Gli analisti militari sottolineano come la vera ragione della stabilizzazione del fronte a Kharkiv sia dovuta all’arrivo di significativi rinforzi di truppe ucraine, Azov compresa. Infatti è stato l’invio di soldati ucraini a fare la differenza, fornendo un rinforzo e anche un numero sufficiente a compiere contrattacchi. Gli analisti concordano che solo con un robusto contingente di truppe è possibile arrestare l’avanzata russa e mantenere il controllo delle aree strategiche.

La guerra in Ucraina si decide nei combattimenti lungo la linea del fronte, non nelle retrovie russe. Colpire la logistica in Russia è inoltre un gioco pericoloso, tanto che lo stesso Biden ha posto dei limiti nella profondità degli attacchi.

I missili a più lunga gittata nulla cambiano nella linea del fronte su cui i russi premono. Nella linea del fronte a fare la differenza sono le munizioni di artiglieria, che i russi possiedono in quantità superiore, e i numeri dei soldati. Sembrerebbe uno scenario da prima guerra mondiale se non fosse per la novità dei droni che rendono ancora più precisi e micidiali i colpi, scoraggiando i grandi assembramenti di truppe e distribuendo gli uomini in tattiche militari completamente nuove.

In questa guerra vecchia e nuova al tempo stesso, la componente umana è quella fondamentale e non esiste allo stato attuale una tecnologia militare capace di capovolgere le sorti dello scontro. La Nato può fabbricare tecnologie e consegnarle, può rimpiazzare armi e munizioni ma non può fabbricare nuovi soldati. Il problema della carenza di uomini per l’Ucraina è il grande problema che non viene raccontato. Qui i russi sono avvantaggiati. Anche grazie alla copertura aerea fornita dai bombardamenti delle Fab bombs e dalla superiorità dell’artiglieria. La strategia russa negli attacchi si concentra nel disarticolare la logistica ucraina, rendendo sempre più difficili i rifornimenti al fronte. Immaginare che tutto questo si fermi colpendo il suolo russo con i missili è una semplice propaganda. Questa narrazione tenta di consolare i soldati ucraini dicendo che la Russia è colpita in profondità, offrendo una vendetta che può sollevare il morale di chi si sente bersagliato, ma che non capovolge le sorti della guerra. Prolunga solo i tempi di un conflitto in cui, più il tempo passa, più Putin conquista terreno.Kharkiv è vicina al confine russo ed è la seconda città più grande dell'Ucraina

Inoltre, l’affluenza di truppe a Kharkiv (già esauste per continui trasferimenti forzati per tappare altri “buchi” del fronte) è una soluzione d’emergenza non priva di rischi in quanto “scopre” altre zone del fronte: è un aspetto che la Russia sta astutamente sfruttando. Concentrando le proprie risorse umane su Kharkiv (seconda città dell’Ucraina che non può essere persa per ovvie ragioni), l’Ucraina rende altre aree vulnerabili, permettendo alle forze russe di avanzare in quei settori meno difesi. Come riportato da Alberto Simoni, corrispondente de La Stampa, un esperto intervistato ha sottolineato che Mosca non intende occupare Kharkiv, ma piuttosto creare zone cuscinetto per proteggersi oltre confine. Attaccare la città serve anche a obbligare Kiev a spostare le truppe da altre zone, assottigliando così la linea di difesa nel Luhansk.

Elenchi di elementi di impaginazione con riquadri
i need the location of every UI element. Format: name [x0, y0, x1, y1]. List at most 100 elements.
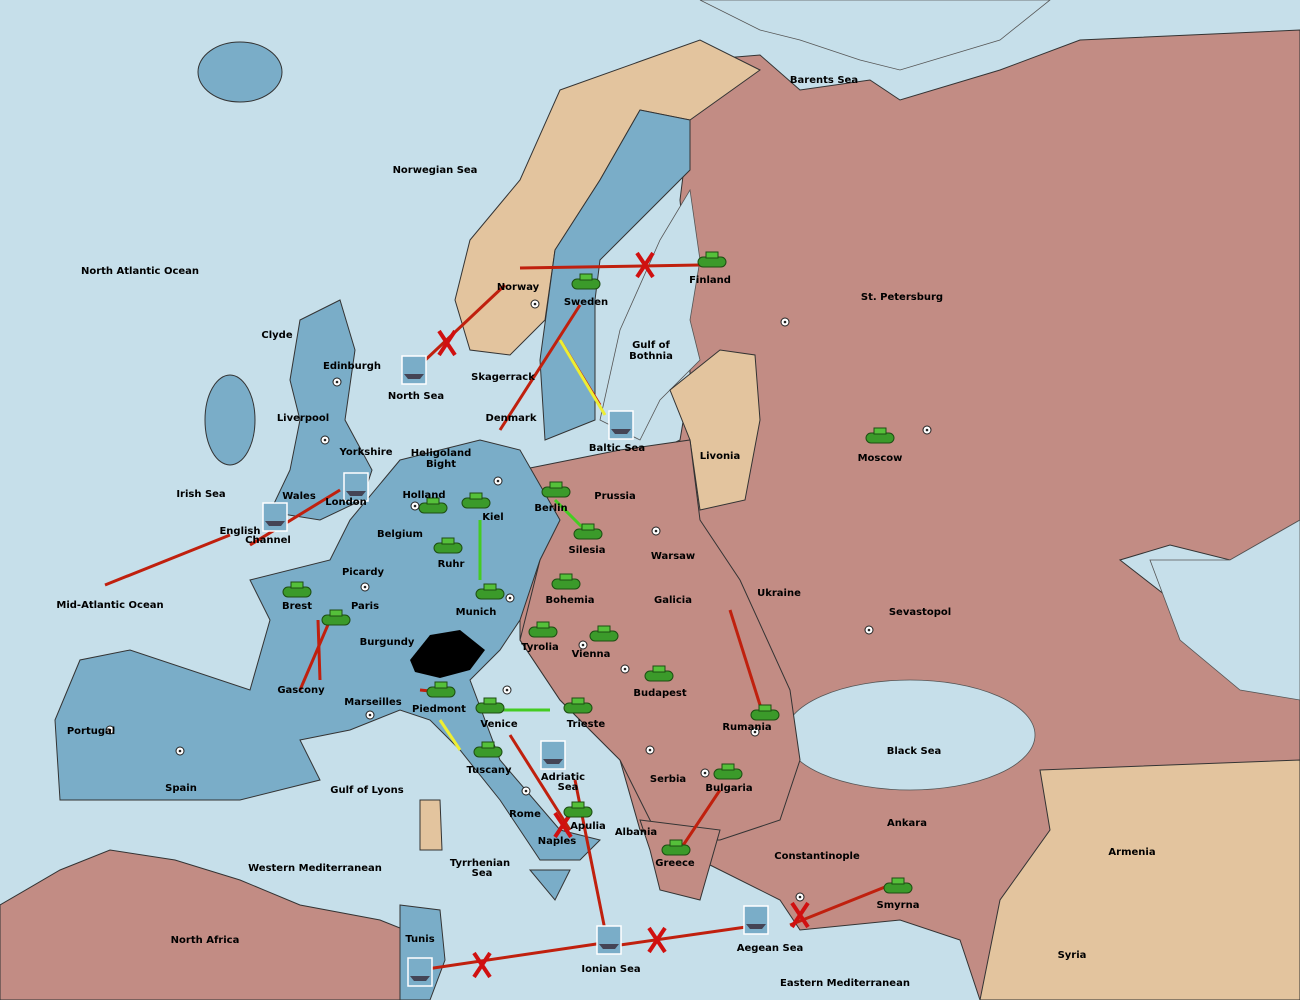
support-line	[553, 498, 587, 532]
territory-label: Clyde	[261, 330, 292, 341]
land-britain	[269, 299, 373, 521]
move-arrow	[316, 619, 322, 681]
failed-mark	[790, 901, 810, 929]
land-sardinia	[419, 799, 443, 851]
army-turret	[705, 251, 719, 259]
territory-label: Vienna	[572, 649, 611, 660]
territory-label: Tunis	[405, 934, 434, 945]
army-turret	[483, 583, 497, 591]
territory-label: Sevastopol	[889, 607, 951, 618]
territory-label: Irish Sea	[176, 489, 225, 500]
territory-label: Piedmont	[412, 704, 466, 715]
territory-label: Bulgaria	[705, 783, 752, 794]
move-arrow	[104, 533, 231, 587]
army-turret	[581, 523, 595, 531]
supply-dot	[368, 713, 372, 717]
supply-dot	[108, 728, 112, 732]
territory-label: Moscow	[858, 453, 903, 464]
fleet-unit	[540, 740, 566, 770]
territory-label: Armenia	[1108, 847, 1155, 858]
supply-dot	[335, 380, 339, 384]
supply-dot	[753, 730, 757, 734]
territory-label: Brest	[282, 601, 312, 612]
territory-label: Barents Sea	[790, 75, 858, 86]
army-turret	[434, 681, 448, 689]
supply-dot	[496, 479, 500, 483]
territory-label: Tuscany	[466, 765, 512, 776]
territory-label: Finland	[689, 275, 731, 286]
move-arrow	[418, 283, 507, 367]
territory-label: Smyrna	[877, 900, 920, 911]
fleet-ship	[265, 521, 285, 526]
territory-label: London	[325, 497, 367, 508]
supply-dot	[323, 438, 327, 442]
supply-dot	[581, 643, 585, 647]
territory-label: Channel	[245, 535, 291, 546]
territory-label: Rome	[509, 809, 541, 820]
army-turret	[290, 581, 304, 589]
territory-label: Black Sea	[887, 746, 942, 757]
supply-dot	[623, 667, 627, 671]
land-central	[519, 439, 801, 841]
territory-label: Ankara	[887, 818, 927, 829]
territory-label: Ionian Sea	[581, 964, 640, 975]
supply-dot	[178, 749, 182, 753]
army-turret	[891, 877, 905, 885]
territory-label: Sea	[558, 782, 579, 793]
army-turret	[669, 839, 683, 847]
territory-label: Trieste	[567, 719, 606, 730]
territory-label: Sea	[472, 868, 493, 879]
land-sicily	[528, 869, 571, 901]
territory-label: Adriatic	[541, 772, 585, 783]
territory-label: Wales	[282, 491, 316, 502]
supply-dot	[867, 628, 871, 632]
impassable-switzerland	[410, 630, 485, 678]
army-turret	[469, 492, 483, 500]
territory-label: Apulia	[570, 821, 606, 832]
supply-dot	[654, 529, 658, 533]
move-arrow	[678, 789, 722, 851]
territory-label: Prussia	[594, 491, 635, 502]
army-turret	[441, 537, 455, 545]
territory-label: Gulf of	[632, 340, 670, 351]
territory-label: Syria	[1058, 950, 1087, 961]
territory-label: Liverpool	[277, 413, 329, 424]
territory-label: Spain	[165, 783, 197, 794]
territory-label: Burgundy	[360, 637, 415, 648]
support-line	[438, 719, 462, 751]
fleet-unit	[407, 957, 433, 987]
fleet-unit	[743, 905, 769, 935]
failed-mark	[635, 251, 655, 279]
fleet-unit	[608, 410, 634, 440]
territory-label: Rumania	[722, 722, 771, 733]
territory-label: Norwegian Sea	[393, 165, 478, 176]
units	[105, 251, 932, 987]
army-turret	[549, 481, 563, 489]
labels: Barents Sea Norwegian Sea North Atlantic O…	[56, 75, 1155, 989]
supply-dot	[524, 789, 528, 793]
army-turret	[329, 609, 343, 617]
army-turret	[873, 427, 887, 435]
army-turret	[758, 704, 772, 712]
territory-label: Ukraine	[757, 588, 801, 599]
fleet-ship	[599, 944, 619, 949]
territory-label: Marseilles	[344, 697, 401, 708]
move-arrow	[508, 734, 572, 831]
move-arrow	[298, 619, 332, 691]
territory-label: Yorkshire	[339, 447, 393, 458]
territory-label: Sweden	[564, 297, 608, 308]
supply-dot	[925, 428, 929, 432]
territory-label: Livonia	[700, 451, 740, 462]
gulf-of-bothnia	[599, 188, 701, 441]
territory-label: Baltic Sea	[589, 443, 645, 454]
supply-dot	[508, 596, 512, 600]
territory-label: Belgium	[377, 529, 423, 540]
territory-label: Munich	[456, 607, 497, 618]
territory-label: Mid-Atlantic Ocean	[56, 600, 163, 611]
territory-label: English	[219, 526, 260, 537]
territory-label: Silesia	[569, 545, 606, 556]
supply-dot	[533, 302, 537, 306]
territory-label: Western Mediterranean	[248, 863, 382, 874]
land-greece	[639, 819, 721, 901]
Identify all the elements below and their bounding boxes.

Compiti:
(a) Elenca tutte le persone indicate per nome nel brano sulla guerra in Ucraina.
(b) Prosegui il brano sulla guerra in Ucraina dopo la sua ultima frase.

Risposte ai compiti:
(a) Biden, Putin, Alberto Simoni

(b)
La situazione rimane complessa.

Secondo le dichiarazioni del presidente russo Vladimir Putin, la Russia è riuscita a schierare fino a 700.000 soldati sul campo. Questo numero è più del doppio rispetto agli effettivi ucraini, creando una sfida enorme per Kiev. La disparità numerica per le truppe schierate al fronte è uno dei principali ostacoli che l’Ucraina deve affrontare in questo tritacarne prolungato. Più passa il tempo più l’esercito russo cresce numericamente sul campo di battaglia, mentre l’Ucraina più passa il tempo più entra in crisi nella capacità di reclutamento. La crisi interna in Ucraina sta infatti diventando sempre più evidente. Con l’intensificarsi della guerra, cresce il numero dei renitenti alla leva e di coloro che cercano di fuggire all’estero per evitare di combattere. Questa fuga rappresenta un ulteriore problema per l’esercito ucraino, che deve fare i conti con una coperta sempre più corta in termini di risorse umane. Vi è poi un significativo risentimento da parte delle donne ucraine che sono scese più volte in piazza per reclamare la smobilitazione dei propri mariti e familiari.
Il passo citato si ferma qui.